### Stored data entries
# # # # #

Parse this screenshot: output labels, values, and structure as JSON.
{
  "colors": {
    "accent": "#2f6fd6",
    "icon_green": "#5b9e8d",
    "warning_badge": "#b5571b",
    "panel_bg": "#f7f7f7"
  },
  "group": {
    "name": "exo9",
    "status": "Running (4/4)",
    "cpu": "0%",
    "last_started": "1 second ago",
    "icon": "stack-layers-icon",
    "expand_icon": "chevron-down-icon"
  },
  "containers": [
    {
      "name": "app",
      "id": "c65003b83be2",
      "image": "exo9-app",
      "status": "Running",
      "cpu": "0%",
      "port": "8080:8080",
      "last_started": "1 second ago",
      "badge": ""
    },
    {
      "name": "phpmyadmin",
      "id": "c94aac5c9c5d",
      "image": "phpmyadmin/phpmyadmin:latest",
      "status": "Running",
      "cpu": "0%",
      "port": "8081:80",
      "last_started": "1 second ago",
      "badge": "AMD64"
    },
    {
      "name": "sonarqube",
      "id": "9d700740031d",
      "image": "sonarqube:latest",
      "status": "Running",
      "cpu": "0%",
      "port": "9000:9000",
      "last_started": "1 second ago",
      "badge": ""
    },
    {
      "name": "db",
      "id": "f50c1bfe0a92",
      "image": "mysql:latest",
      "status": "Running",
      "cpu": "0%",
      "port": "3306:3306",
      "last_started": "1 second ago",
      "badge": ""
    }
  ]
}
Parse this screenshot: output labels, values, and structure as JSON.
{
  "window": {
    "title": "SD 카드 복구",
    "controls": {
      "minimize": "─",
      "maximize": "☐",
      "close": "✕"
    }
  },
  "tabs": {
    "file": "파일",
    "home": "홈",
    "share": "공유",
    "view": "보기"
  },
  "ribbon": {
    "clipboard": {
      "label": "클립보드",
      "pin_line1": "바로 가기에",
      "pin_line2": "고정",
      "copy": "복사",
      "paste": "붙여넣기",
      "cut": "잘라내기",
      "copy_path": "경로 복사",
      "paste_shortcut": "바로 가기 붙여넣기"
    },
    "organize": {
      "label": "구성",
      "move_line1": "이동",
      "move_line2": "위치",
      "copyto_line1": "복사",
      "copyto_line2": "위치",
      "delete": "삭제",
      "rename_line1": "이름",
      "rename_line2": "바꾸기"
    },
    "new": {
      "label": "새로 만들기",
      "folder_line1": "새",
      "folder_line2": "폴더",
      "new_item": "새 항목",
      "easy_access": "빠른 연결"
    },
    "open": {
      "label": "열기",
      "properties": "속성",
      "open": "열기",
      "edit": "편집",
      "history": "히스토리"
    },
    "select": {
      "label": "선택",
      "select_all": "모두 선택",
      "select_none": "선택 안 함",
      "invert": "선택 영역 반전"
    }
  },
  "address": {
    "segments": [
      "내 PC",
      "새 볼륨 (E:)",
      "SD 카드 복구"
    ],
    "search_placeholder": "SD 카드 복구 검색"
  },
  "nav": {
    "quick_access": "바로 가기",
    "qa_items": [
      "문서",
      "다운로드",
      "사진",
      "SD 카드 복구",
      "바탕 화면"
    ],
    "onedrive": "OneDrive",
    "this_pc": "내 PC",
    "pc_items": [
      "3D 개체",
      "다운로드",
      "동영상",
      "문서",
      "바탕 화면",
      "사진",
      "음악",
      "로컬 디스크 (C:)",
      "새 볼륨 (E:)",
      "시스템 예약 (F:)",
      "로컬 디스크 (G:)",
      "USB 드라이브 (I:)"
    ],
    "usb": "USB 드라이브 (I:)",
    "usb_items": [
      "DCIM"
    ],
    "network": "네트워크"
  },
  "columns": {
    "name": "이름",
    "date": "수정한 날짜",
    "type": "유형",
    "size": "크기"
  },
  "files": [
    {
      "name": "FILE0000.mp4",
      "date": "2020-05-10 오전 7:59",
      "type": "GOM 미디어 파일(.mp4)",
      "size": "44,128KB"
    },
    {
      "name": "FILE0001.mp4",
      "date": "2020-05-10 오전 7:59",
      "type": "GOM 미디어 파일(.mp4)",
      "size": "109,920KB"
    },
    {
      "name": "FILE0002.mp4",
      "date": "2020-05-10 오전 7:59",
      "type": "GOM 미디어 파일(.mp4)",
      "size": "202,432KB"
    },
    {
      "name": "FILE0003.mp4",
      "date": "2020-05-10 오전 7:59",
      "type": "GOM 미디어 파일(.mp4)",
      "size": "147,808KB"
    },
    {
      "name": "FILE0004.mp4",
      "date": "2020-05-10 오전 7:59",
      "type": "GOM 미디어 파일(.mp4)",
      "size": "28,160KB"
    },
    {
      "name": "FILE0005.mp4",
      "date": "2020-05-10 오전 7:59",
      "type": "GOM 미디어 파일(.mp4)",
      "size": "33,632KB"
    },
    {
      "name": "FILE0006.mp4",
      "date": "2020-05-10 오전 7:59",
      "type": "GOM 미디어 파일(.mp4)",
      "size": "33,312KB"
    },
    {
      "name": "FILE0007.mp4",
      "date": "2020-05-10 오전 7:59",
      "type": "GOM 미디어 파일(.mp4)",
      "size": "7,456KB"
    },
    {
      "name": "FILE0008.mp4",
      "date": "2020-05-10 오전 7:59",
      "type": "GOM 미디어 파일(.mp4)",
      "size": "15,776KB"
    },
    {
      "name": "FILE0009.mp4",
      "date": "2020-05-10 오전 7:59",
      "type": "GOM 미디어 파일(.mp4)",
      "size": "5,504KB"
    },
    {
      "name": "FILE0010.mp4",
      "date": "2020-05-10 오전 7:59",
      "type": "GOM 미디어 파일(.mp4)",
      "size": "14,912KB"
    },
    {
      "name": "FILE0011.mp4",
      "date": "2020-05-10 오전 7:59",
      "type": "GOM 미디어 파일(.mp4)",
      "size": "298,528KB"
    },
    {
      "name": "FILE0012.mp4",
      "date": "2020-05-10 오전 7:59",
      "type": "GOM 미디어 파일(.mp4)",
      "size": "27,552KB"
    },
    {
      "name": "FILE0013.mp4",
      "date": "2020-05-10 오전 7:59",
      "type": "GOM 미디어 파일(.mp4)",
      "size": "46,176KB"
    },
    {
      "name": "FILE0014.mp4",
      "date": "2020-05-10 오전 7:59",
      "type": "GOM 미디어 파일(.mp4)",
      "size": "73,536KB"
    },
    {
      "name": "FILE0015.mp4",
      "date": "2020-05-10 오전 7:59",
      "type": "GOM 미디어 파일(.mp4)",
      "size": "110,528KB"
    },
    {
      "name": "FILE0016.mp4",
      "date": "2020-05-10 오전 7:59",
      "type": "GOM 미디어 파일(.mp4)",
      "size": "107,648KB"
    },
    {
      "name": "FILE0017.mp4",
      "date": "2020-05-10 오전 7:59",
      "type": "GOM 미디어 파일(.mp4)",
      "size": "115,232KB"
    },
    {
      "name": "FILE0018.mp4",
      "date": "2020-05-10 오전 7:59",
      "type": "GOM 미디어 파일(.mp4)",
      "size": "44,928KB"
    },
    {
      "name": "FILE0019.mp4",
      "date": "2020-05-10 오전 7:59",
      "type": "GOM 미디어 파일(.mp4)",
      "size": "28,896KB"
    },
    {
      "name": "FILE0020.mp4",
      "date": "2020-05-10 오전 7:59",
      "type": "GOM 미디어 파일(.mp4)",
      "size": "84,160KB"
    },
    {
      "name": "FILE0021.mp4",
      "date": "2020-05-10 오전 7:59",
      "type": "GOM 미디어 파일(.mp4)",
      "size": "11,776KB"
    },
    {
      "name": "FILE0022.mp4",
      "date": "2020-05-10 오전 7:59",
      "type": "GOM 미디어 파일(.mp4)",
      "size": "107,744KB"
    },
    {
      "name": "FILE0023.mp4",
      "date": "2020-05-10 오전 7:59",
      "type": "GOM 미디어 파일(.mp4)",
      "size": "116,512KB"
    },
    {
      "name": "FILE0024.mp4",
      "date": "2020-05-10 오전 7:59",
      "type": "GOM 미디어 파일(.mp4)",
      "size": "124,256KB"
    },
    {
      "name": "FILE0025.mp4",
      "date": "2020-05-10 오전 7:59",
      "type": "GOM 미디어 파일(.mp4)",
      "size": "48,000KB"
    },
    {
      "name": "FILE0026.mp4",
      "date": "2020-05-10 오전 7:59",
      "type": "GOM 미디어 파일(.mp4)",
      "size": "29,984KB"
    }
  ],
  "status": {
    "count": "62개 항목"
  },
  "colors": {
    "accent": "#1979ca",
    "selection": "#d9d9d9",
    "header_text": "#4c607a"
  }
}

# # # # #

### PROBLEM STATEMENT
Identify each line in the records above containing the word "phpmyadmin"; copy those lines.

### WORKED SOLUTION
      "name": "phpmyadmin",
      "image": "phpmyadmin/phpmyadmin:latest",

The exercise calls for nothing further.